## GOAL OF THE EXERCISE
Check each line of the material below, and copy it if it holds the string "title".

## LISTING
/---
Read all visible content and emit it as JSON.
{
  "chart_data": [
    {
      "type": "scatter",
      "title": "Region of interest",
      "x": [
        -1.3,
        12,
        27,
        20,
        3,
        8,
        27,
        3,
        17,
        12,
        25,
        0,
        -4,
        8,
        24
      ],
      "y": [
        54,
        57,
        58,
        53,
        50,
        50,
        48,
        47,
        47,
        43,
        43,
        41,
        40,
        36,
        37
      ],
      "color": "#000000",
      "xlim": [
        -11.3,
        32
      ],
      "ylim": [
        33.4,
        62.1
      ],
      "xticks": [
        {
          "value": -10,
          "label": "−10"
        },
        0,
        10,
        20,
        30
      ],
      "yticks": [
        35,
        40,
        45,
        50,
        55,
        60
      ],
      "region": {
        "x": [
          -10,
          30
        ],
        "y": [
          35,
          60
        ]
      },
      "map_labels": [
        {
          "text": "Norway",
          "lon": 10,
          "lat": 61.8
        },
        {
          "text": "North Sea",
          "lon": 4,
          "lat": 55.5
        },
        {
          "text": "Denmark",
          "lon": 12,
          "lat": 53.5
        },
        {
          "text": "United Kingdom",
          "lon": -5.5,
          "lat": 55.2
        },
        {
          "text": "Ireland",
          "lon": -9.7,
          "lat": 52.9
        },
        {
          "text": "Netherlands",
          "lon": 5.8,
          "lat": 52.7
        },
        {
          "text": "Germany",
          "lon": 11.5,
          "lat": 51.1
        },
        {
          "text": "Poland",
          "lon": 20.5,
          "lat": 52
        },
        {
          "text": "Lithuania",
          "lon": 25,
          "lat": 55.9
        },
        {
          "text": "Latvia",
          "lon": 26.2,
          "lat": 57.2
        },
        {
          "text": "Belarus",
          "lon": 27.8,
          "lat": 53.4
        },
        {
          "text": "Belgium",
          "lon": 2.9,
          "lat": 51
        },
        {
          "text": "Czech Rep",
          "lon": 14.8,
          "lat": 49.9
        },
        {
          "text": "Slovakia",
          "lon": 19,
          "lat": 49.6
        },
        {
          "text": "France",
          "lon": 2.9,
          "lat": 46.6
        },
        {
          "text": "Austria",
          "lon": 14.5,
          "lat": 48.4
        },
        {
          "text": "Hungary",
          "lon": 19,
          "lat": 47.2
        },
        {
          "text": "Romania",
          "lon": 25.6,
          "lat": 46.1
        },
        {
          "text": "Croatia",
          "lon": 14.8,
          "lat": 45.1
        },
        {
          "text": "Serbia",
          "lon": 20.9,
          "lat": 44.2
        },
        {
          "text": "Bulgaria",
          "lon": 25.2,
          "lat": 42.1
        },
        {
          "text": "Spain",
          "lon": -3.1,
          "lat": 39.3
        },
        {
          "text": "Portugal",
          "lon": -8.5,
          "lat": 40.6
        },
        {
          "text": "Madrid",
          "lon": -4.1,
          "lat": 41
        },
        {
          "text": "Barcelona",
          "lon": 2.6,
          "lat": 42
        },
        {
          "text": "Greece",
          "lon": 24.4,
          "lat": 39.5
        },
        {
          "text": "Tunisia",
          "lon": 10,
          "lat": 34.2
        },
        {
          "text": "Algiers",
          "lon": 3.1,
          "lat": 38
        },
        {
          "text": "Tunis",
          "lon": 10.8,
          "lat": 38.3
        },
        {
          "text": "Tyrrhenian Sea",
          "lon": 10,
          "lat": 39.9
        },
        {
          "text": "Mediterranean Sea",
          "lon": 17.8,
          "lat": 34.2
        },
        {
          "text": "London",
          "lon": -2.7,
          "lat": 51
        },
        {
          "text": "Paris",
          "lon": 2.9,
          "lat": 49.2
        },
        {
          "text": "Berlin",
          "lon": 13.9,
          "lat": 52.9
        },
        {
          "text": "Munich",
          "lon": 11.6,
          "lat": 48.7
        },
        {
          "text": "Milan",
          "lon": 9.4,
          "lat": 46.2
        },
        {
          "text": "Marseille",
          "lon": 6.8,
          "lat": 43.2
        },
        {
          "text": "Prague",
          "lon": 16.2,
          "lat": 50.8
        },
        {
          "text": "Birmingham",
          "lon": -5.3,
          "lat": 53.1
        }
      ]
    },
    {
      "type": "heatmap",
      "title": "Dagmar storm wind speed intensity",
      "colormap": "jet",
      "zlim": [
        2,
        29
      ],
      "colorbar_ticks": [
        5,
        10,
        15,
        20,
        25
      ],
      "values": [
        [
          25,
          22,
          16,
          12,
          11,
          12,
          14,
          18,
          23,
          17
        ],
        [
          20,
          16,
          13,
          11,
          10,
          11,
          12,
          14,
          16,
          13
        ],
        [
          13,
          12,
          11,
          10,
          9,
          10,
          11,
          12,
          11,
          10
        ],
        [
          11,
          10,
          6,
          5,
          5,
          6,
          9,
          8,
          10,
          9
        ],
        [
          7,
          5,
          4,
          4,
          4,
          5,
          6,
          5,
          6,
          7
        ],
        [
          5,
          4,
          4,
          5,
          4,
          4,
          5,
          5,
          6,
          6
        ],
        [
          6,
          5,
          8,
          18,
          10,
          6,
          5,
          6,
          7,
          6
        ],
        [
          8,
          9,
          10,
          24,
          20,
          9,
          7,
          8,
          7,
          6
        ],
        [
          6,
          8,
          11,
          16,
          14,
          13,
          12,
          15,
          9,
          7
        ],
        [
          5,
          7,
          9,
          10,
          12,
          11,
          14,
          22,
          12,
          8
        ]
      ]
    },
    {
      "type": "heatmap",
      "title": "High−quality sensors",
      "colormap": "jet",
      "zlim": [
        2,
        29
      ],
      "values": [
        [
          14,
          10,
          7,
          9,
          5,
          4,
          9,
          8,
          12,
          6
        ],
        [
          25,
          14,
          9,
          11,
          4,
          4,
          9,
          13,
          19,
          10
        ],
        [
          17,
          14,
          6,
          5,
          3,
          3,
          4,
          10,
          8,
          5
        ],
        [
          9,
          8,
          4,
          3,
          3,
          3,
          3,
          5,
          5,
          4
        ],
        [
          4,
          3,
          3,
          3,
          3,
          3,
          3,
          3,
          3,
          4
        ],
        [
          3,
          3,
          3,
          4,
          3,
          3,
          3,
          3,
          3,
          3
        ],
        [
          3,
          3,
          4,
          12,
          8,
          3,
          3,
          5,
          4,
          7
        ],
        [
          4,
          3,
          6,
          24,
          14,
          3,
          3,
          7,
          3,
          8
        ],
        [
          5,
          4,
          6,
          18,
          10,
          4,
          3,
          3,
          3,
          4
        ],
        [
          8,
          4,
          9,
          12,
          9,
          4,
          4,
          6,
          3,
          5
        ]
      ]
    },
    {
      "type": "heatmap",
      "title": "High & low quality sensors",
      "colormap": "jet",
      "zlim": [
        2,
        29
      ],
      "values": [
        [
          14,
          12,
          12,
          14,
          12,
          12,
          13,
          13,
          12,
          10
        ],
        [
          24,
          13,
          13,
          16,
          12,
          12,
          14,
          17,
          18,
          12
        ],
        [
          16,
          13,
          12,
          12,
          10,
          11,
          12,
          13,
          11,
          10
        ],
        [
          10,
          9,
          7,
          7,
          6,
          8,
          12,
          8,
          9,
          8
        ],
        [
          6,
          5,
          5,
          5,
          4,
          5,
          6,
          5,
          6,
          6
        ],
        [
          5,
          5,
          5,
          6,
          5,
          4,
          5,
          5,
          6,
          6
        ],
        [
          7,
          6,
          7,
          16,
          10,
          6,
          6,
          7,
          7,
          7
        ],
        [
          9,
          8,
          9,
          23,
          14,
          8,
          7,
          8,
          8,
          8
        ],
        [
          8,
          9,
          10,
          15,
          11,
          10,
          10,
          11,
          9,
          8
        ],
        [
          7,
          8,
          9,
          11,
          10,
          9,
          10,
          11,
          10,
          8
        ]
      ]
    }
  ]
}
\---
## ANSWER FOR THIS EXERCISE
      "title": "Region of interest",
      "title": "Dagmar storm wind speed intensity",
      "title": "High−quality sensors",
      "title": "High & low quality sensors",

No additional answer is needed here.